Requirements
Write out each entry again. Keep every word exactly as it is.

Dataset records

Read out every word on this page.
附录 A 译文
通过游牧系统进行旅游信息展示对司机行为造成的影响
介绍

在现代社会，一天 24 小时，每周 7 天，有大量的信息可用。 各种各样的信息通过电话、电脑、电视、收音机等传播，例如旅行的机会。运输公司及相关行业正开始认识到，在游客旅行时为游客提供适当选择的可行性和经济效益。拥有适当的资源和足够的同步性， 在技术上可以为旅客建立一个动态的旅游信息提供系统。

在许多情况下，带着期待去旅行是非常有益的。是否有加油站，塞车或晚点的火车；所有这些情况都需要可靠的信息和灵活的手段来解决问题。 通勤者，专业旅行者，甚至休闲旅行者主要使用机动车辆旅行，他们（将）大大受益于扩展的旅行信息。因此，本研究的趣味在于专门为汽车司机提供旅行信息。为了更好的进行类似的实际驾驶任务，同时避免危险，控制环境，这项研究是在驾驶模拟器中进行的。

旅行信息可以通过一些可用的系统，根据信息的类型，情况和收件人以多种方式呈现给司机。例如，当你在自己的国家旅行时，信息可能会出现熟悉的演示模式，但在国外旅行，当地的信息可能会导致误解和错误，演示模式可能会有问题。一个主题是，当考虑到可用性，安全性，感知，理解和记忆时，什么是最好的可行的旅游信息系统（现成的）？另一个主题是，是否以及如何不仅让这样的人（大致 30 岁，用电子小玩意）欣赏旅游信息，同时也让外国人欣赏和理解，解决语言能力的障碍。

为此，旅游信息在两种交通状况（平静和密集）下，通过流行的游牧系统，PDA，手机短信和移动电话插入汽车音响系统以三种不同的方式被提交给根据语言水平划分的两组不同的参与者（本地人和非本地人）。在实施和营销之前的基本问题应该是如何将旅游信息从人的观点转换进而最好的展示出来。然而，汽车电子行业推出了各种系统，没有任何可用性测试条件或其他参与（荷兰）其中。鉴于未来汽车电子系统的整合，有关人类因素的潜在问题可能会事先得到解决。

Response
Read out every word on this page.
附录 A 译文
通过游牧系统进行旅游信息展示对司机行为造成的影响
介绍

在现代社会，一天 24 小时，每周 7 天，有大量的信息可用。 各种各样的信息通过电话、电脑、电视、收音机等传播，例如旅行的机会。运输公司及相关行业正开始认识到，在游客旅行时为游客提供适当选择的可行性和经济效益。拥有适当的资源和足够的同步性， 在技术上可以为旅客建立一个动态的旅游信息提供系统。

在许多情况下，带着期待去旅行是非常有益的。是否有加油站，塞车或晚点的火车；所有这些情况都需要可靠的信息和灵活的手段来解决问题。 通勤者，专业旅行者，甚至休闲旅行者主要使用机动车辆旅行，他们（将）大大受益于扩展的旅行信息。因此，本研究的趣味在于专门为汽车司机提供旅行信息。为了更好的进行类似的实际驾驶任务，同时避免危险，控制环境，这项研究是在驾驶模拟器中进行的。

旅行信息可以通过一些可用的系统，根据信息的类型，情况和收件人以多种方式呈现给司机。例如，当你在自己的国家旅行时，信息可能会出现熟悉的演示模式，但在国外旅行，当地的信息可能会导致误解和错误，演示模式可能会有问题。一个主题是，当考虑到可用性，安全性，感知，理解和记忆时，什么是最好的可行的旅游信息系统（现成的）？另一个主题是，是否以及如何不仅让这样的人（大致 30 岁，用电子小玩意）欣赏旅游信息，同时也让外国人欣赏和理解，解决语言能力的障碍。

为此，旅游信息在两种交通状况（平静和密集）下，通过流行的游牧系统，PDA，手机短信和移动电话插入汽车音响系统以三种不同的方式被提交给根据语言水平划分的两组不同的参与者（本地人和非本地人）。在实施和营销之前的基本问题应该是如何将旅游信息从人的观点转换进而最好的展示出来。然而，汽车电子行业推出了各种系统，没有任何可用性测试条件或其他参与（荷兰）其中。鉴于未来汽车电子系统的整合，有关人类因素的潜在问题可能会事先得到解决。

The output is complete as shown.